(EXERCISE):
Exactly as they appear, output all of the records. Skip any images.

[Records from a dataset]
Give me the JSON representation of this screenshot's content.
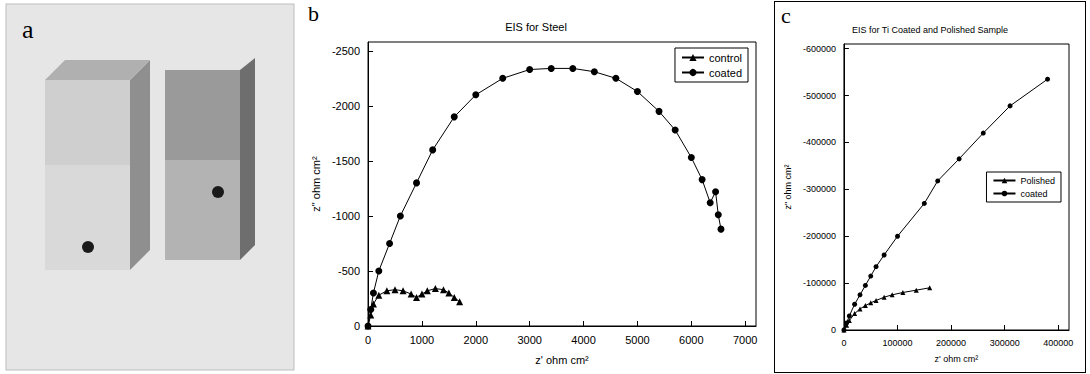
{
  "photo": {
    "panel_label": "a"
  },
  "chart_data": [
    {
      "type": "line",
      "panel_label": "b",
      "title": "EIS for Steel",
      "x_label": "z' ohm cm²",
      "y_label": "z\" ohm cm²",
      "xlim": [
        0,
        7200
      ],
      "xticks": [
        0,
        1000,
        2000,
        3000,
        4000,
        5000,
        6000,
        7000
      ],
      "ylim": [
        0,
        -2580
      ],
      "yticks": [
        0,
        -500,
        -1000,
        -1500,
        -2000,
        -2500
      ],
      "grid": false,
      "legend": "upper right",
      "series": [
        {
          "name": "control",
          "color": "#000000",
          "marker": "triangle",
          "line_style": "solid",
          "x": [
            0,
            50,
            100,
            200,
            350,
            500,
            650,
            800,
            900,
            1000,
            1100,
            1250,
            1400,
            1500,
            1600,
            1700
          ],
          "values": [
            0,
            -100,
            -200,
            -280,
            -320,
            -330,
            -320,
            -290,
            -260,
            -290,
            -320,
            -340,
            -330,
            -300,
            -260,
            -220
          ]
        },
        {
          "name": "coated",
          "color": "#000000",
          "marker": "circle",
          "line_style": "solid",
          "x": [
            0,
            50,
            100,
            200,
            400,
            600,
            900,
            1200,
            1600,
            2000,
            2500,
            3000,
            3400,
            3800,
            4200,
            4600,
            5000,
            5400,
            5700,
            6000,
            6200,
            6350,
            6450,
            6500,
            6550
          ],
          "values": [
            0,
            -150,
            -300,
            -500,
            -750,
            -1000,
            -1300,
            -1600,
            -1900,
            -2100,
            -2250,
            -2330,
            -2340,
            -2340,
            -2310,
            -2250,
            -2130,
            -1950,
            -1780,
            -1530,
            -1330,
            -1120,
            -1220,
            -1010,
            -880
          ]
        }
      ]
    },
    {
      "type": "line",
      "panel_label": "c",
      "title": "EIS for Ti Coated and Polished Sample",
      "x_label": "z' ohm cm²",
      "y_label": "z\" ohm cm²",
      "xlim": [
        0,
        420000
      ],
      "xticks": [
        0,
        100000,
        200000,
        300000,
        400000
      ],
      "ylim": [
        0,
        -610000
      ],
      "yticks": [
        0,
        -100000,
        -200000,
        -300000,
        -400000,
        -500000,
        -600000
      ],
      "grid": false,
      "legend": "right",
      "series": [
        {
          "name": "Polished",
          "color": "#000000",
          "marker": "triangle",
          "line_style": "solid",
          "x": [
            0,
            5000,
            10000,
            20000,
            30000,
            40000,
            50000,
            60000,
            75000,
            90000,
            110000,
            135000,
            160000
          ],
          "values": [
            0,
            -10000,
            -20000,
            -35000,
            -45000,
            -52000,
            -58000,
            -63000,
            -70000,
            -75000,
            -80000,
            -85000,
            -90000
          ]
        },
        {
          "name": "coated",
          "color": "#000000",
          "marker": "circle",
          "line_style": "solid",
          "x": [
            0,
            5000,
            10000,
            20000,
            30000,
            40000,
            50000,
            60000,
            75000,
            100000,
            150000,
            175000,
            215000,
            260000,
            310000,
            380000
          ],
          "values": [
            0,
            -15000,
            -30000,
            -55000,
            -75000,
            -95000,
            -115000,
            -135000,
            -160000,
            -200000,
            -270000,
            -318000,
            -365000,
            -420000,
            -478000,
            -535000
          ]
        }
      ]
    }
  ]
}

(TASK OUTPUT):
Give me the JSON representation of this screenshot's content.
{
  "photo": {
    "panel_label": "a"
  },
  "chart_data": [
    {
      "type": "line",
      "panel_label": "b",
      "title": "EIS for Steel",
      "x_label": "z' ohm cm²",
      "y_label": "z\" ohm cm²",
      "xlim": [
        0,
        7200
      ],
      "xticks": [
        0,
        1000,
        2000,
        3000,
        4000,
        5000,
        6000,
        7000
      ],
      "ylim": [
        0,
        -2580
      ],
      "yticks": [
        0,
        -500,
        -1000,
        -1500,
        -2000,
        -2500
      ],
      "grid": false,
      "legend": "upper right",
      "series": [
        {
          "name": "control",
          "color": "#000000",
          "marker": "triangle",
          "line_style": "solid",
          "x": [
            0,
            50,
            100,
            200,
            350,
            500,
            650,
            800,
            900,
            1000,
            1100,
            1250,
            1400,
            1500,
            1600,
            1700
          ],
          "values": [
            0,
            -100,
            -200,
            -280,
            -320,
            -330,
            -320,
            -290,
            -260,
            -290,
            -320,
            -340,
            -330,
            -300,
            -260,
            -220
          ]
        },
        {
          "name": "coated",
          "color": "#000000",
          "marker": "circle",
          "line_style": "solid",
          "x": [
            0,
            50,
            100,
            200,
            400,
            600,
            900,
            1200,
            1600,
            2000,
            2500,
            3000,
            3400,
            3800,
            4200,
            4600,
            5000,
            5400,
            5700,
            6000,
            6200,
            6350,
            6450,
            6500,
            6550
          ],
          "values": [
            0,
            -150,
            -300,
            -500,
            -750,
            -1000,
            -1300,
            -1600,
            -1900,
            -2100,
            -2250,
            -2330,
            -2340,
            -2340,
            -2310,
            -2250,
            -2130,
            -1950,
            -1780,
            -1530,
            -1330,
            -1120,
            -1220,
            -1010,
            -880
          ]
        }
      ]
    },
    {
      "type": "line",
      "panel_label": "c",
      "title": "EIS for Ti Coated and Polished Sample",
      "x_label": "z' ohm cm²",
      "y_label": "z\" ohm cm²",
      "xlim": [
        0,
        420000
      ],
      "xticks": [
        0,
        100000,
        200000,
        300000,
        400000
      ],
      "ylim": [
        0,
        -610000
      ],
      "yticks": [
        0,
        -100000,
        -200000,
        -300000,
        -400000,
        -500000,
        -600000
      ],
      "grid": false,
      "legend": "right",
      "series": [
        {
          "name": "Polished",
          "color": "#000000",
          "marker": "triangle",
          "line_style": "solid",
          "x": [
            0,
            5000,
            10000,
            20000,
            30000,
            40000,
            50000,
            60000,
            75000,
            90000,
            110000,
            135000,
            160000
          ],
          "values": [
            0,
            -10000,
            -20000,
            -35000,
            -45000,
            -52000,
            -58000,
            -63000,
            -70000,
            -75000,
            -80000,
            -85000,
            -90000
          ]
        },
        {
          "name": "coated",
          "color": "#000000",
          "marker": "circle",
          "line_style": "solid",
          "x": [
            0,
            5000,
            10000,
            20000,
            30000,
            40000,
            50000,
            60000,
            75000,
            100000,
            150000,
            175000,
            215000,
            260000,
            310000,
            380000
          ],
          "values": [
            0,
            -15000,
            -30000,
            -55000,
            -75000,
            -95000,
            -115000,
            -135000,
            -160000,
            -200000,
            -270000,
            -318000,
            -365000,
            -420000,
            -478000,
            -535000
          ]
        }
      ]
    }
  ]
}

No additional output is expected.